(Saved entries)
================
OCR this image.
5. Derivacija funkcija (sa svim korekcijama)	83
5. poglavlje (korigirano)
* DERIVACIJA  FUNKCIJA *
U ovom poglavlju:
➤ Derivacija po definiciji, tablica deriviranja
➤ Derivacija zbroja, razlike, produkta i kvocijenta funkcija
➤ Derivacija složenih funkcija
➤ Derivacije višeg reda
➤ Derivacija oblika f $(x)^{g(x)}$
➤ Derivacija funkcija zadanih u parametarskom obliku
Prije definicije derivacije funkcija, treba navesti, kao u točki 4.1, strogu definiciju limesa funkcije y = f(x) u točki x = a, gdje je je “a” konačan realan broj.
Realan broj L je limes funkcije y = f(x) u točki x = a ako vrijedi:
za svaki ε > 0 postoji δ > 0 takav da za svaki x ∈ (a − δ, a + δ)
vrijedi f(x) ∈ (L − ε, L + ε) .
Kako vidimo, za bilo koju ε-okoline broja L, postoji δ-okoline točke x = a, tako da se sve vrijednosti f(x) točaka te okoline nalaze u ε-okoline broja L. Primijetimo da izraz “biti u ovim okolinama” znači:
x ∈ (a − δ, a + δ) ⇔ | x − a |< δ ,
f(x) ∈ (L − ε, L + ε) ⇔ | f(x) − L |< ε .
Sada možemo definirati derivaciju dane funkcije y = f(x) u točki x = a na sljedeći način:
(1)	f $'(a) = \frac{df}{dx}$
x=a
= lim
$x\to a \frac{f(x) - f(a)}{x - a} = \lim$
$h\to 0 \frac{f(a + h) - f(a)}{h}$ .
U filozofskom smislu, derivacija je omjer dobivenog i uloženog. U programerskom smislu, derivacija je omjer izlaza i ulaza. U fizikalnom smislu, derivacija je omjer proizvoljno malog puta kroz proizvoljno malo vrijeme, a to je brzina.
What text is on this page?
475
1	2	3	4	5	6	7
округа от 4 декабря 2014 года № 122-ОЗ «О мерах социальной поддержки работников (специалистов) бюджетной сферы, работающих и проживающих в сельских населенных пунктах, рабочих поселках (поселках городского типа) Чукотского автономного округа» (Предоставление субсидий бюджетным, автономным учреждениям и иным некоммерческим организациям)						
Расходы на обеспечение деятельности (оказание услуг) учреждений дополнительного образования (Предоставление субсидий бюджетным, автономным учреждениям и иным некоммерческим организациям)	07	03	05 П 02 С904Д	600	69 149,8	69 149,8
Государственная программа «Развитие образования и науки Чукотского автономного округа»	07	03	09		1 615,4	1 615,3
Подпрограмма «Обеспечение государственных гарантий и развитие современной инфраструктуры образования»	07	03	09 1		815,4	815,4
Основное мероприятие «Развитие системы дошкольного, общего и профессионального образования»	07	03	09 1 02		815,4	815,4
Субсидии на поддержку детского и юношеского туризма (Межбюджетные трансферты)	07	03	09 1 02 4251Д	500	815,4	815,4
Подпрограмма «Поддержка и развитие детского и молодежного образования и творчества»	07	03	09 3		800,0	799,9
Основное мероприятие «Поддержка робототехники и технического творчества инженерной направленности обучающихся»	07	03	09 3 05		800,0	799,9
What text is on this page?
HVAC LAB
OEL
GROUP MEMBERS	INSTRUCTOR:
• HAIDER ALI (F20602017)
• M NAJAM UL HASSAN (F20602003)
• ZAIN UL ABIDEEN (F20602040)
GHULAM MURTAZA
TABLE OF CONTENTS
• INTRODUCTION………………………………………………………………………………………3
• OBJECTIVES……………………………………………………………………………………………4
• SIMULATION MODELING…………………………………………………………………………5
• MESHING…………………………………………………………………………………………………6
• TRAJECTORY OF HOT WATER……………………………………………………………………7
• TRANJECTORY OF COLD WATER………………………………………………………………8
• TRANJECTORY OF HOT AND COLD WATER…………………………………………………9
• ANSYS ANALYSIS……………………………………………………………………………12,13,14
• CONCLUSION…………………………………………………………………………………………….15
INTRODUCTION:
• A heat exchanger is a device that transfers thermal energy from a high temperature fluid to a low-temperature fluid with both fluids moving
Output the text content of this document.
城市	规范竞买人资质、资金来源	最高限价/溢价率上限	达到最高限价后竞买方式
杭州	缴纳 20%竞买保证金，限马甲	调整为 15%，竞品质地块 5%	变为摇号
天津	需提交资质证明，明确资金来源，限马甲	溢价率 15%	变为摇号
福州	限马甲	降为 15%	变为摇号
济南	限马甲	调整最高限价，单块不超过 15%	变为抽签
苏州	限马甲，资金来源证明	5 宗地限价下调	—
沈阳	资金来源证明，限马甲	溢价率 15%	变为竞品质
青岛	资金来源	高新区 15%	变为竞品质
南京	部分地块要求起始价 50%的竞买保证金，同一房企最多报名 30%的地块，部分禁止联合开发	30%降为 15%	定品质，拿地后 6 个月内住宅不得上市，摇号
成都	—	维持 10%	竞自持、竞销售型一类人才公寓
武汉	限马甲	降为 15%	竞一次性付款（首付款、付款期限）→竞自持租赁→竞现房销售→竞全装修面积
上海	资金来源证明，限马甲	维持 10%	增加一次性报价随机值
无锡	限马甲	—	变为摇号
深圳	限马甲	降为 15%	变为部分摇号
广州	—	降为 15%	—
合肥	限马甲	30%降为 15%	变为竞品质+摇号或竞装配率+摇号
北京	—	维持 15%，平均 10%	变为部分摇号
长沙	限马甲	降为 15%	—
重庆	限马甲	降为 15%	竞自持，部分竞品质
================
=== What the task asks ===
Look through the material above and pick out each line holding the word "变为部分摇号".

=== Result of this exercise ===
深圳	限马甲	降为 15%	变为部分摇号
北京	—	维持 15%，平均 10%	变为部分摇号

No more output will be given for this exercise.